Your objective =>
Each line from the one that contains "Convert this document image to plain text." to the end of the material must be quoted exactly; include both end lines and nothing else.

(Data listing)

______________________________

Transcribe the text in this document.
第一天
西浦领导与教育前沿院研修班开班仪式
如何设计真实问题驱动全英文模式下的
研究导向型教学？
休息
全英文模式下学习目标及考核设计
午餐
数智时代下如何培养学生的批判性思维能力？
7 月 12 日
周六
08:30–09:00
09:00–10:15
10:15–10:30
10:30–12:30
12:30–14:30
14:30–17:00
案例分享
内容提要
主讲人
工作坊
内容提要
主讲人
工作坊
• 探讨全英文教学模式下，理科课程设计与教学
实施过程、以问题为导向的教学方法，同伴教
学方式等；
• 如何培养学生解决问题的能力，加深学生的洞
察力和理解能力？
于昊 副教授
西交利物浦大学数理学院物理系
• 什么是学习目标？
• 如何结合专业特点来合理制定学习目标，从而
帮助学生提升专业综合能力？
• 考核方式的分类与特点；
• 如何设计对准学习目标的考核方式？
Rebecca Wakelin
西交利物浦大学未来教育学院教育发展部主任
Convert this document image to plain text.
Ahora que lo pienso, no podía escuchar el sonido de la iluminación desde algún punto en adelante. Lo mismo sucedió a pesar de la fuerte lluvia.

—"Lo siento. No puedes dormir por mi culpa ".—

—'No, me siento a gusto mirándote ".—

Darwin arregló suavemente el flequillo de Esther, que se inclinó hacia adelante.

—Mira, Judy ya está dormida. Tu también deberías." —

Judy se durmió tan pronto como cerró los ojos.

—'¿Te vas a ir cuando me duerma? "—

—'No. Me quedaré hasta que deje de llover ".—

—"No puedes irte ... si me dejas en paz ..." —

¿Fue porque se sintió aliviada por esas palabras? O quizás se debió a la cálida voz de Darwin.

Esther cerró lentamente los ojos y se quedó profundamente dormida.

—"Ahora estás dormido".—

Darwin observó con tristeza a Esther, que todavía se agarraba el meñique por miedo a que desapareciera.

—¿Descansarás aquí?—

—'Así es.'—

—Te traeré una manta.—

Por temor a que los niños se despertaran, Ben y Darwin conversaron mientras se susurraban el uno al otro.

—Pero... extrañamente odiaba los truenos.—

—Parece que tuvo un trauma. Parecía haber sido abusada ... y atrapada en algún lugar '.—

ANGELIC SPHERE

______________________________

Answer to the problem =>
Convert this document image to plain text.
Ahora que lo pienso, no podía escuchar el sonido de la iluminación desde algún punto en adelante. Lo mismo sucedió a pesar de la fuerte lluvia.

—"Lo siento. No puedes dormir por mi culpa ".—

—'No, me siento a gusto mirándote ".—

Darwin arregló suavemente el flequillo de Esther, que se inclinó hacia adelante.

—Mira, Judy ya está dormida. Tu también deberías." —

Judy se durmió tan pronto como cerró los ojos.

—'¿Te vas a ir cuando me duerma? "—

—'No. Me quedaré hasta que deje de llover ".—

—"No puedes irte ... si me dejas en paz ..." —

¿Fue porque se sintió aliviada por esas palabras? O quizás se debió a la cálida voz de Darwin.

Esther cerró lentamente los ojos y se quedó profundamente dormida.

—"Ahora estás dormido".—

Darwin observó con tristeza a Esther, que todavía se agarraba el meñique por miedo a que desapareciera.

—¿Descansarás aquí?—

—'Así es.'—

—Te traeré una manta.—

Por temor a que los niños se despertaran, Ben y Darwin conversaron mientras se susurraban el uno al otro.

—Pero... extrañamente odiaba los truenos.—

—Parece que tuvo un trauma. Parecía haber sido abusada ... y atrapada en algún lugar '.—

ANGELIC SPHERE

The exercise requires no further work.